[Stored data]

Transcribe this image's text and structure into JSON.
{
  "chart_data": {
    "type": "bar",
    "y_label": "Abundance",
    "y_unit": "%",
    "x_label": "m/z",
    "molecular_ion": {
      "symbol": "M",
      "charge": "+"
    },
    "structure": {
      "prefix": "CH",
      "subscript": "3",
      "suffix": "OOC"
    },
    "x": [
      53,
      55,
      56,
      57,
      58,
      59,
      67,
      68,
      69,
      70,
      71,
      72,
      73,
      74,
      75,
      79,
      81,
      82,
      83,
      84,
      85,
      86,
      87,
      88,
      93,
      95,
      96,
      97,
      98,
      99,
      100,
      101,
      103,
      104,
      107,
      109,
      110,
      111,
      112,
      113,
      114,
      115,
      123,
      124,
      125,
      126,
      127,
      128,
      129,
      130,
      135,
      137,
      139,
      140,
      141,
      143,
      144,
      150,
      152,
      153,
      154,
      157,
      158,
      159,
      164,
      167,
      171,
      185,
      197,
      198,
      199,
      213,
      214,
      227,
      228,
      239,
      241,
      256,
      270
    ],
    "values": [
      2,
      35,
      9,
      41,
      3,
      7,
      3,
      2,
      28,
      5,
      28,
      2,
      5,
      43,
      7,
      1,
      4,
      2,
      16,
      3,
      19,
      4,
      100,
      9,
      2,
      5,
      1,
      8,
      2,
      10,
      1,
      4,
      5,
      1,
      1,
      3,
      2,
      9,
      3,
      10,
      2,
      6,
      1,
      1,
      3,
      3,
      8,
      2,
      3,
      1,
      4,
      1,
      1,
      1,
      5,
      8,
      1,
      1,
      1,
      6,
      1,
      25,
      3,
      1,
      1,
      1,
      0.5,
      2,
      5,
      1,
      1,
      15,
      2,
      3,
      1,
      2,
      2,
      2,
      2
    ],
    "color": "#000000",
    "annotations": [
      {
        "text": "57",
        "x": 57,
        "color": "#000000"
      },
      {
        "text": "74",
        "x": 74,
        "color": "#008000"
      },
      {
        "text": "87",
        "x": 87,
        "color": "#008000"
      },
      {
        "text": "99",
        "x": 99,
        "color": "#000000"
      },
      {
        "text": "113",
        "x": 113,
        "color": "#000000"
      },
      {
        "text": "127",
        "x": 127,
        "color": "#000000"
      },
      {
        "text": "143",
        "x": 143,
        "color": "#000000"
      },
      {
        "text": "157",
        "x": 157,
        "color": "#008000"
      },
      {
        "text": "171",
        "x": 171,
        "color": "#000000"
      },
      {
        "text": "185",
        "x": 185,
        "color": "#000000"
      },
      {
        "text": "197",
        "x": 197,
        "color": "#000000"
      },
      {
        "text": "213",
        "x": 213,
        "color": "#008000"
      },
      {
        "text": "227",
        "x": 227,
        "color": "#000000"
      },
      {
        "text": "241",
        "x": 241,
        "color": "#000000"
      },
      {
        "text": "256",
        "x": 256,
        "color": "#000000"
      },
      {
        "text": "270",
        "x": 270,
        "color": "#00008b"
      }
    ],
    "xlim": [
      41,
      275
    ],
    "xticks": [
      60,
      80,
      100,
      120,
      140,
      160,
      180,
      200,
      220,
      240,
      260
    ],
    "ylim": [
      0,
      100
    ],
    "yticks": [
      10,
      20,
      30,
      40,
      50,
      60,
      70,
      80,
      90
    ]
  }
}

---

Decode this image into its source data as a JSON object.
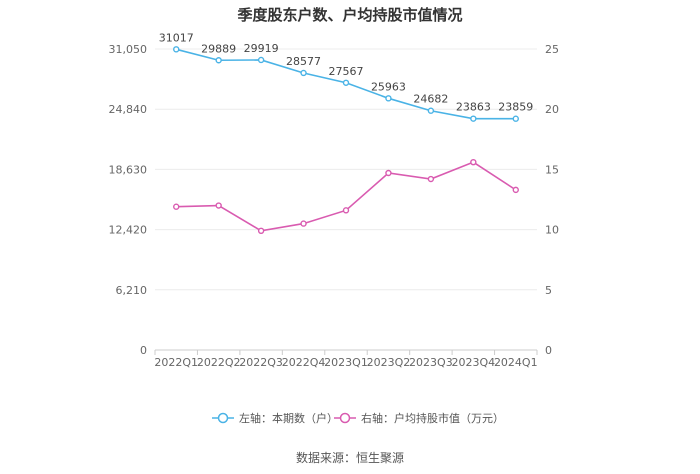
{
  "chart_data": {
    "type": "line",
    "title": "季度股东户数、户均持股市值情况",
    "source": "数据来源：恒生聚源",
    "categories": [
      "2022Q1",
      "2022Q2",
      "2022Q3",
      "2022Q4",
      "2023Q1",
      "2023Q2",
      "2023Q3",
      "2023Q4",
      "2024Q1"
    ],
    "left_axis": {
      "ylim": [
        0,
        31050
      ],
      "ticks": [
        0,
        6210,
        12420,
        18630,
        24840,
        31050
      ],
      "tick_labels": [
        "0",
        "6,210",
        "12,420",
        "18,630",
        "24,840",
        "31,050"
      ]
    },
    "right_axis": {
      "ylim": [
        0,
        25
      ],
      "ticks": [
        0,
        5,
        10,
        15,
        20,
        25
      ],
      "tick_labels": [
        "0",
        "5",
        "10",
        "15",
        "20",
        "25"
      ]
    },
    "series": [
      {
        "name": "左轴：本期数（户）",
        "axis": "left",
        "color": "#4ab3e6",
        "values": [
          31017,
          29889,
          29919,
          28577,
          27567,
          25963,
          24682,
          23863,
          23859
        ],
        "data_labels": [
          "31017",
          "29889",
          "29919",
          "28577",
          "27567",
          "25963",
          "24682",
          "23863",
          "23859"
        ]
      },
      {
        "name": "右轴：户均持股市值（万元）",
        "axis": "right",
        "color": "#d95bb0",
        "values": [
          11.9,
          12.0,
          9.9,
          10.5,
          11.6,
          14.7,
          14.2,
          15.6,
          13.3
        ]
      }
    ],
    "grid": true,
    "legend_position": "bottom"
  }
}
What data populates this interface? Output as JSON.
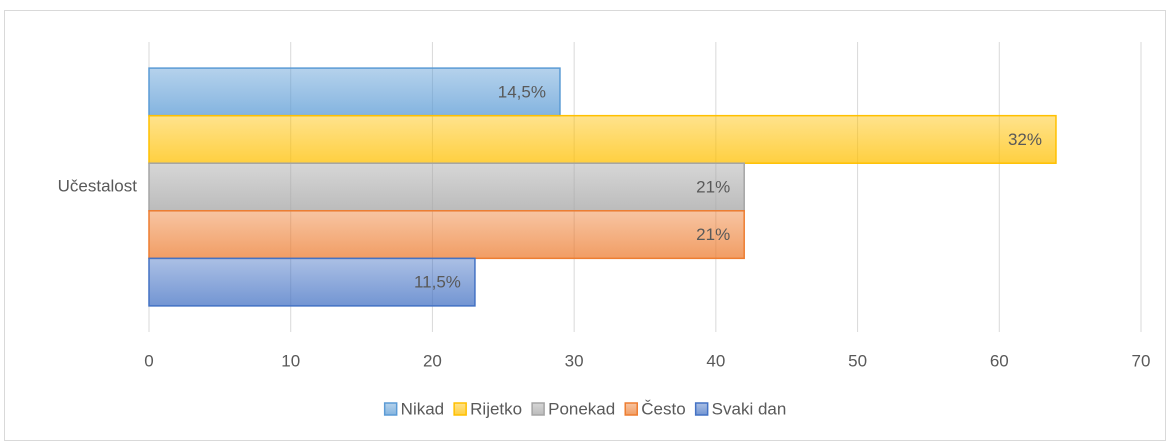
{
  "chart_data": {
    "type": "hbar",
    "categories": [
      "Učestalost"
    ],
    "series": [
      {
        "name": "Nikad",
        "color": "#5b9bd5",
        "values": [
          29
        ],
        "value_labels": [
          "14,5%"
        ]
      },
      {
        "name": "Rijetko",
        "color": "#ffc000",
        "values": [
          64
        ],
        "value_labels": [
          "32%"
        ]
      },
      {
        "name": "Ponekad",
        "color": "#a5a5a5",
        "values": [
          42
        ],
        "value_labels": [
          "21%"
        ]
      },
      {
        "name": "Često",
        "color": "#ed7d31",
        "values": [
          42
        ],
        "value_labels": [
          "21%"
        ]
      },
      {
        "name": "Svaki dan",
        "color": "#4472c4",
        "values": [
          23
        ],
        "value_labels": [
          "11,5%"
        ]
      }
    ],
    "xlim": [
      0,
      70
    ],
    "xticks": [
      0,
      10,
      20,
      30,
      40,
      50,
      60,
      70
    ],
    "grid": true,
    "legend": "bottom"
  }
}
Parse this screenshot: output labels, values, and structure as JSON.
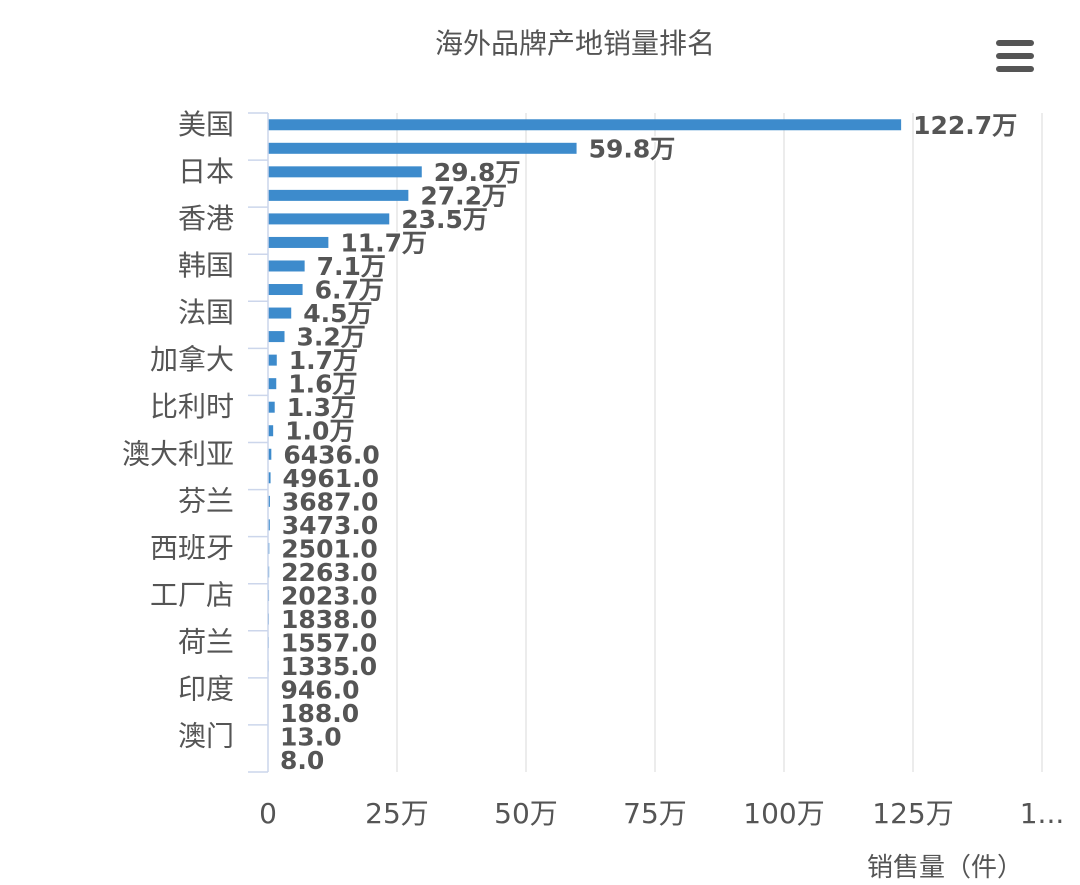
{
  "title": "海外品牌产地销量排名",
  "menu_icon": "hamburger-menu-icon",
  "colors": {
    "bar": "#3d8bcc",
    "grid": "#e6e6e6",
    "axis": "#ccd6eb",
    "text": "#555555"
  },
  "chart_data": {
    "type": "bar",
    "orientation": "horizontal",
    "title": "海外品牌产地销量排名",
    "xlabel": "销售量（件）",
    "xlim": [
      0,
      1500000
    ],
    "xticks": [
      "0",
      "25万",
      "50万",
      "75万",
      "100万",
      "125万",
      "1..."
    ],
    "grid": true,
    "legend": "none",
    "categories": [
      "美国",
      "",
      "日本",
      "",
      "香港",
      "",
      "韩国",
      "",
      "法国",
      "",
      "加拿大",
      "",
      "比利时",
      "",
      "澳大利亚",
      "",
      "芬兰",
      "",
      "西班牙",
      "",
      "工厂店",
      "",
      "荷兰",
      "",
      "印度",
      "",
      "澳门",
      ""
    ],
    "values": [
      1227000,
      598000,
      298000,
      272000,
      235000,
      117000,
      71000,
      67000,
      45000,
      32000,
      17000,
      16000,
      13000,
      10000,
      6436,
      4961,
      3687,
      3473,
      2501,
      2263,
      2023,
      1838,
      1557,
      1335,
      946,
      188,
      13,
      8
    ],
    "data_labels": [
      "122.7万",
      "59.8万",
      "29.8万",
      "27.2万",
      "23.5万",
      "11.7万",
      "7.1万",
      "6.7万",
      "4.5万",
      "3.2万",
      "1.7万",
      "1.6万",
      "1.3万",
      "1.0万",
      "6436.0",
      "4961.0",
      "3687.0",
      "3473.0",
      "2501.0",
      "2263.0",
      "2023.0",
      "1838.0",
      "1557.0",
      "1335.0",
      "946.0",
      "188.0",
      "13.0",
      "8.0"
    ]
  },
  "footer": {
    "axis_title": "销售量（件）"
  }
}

* * *

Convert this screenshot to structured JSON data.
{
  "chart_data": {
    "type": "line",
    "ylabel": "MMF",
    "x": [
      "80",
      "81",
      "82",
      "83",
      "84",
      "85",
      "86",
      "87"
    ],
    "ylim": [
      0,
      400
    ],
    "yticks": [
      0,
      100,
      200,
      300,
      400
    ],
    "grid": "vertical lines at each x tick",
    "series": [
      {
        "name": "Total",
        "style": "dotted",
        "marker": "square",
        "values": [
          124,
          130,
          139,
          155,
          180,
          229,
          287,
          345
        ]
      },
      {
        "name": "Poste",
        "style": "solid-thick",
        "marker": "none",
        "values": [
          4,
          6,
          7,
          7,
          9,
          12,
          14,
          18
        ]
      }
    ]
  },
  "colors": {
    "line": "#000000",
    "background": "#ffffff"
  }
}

» EXERCISE TASK:
Find the lines above that contain the word "into" and collect them.

» RIGHT ANSWER:
Transcribe this image's text and structure into JSON.
Decode this image into its source data as a JSON object.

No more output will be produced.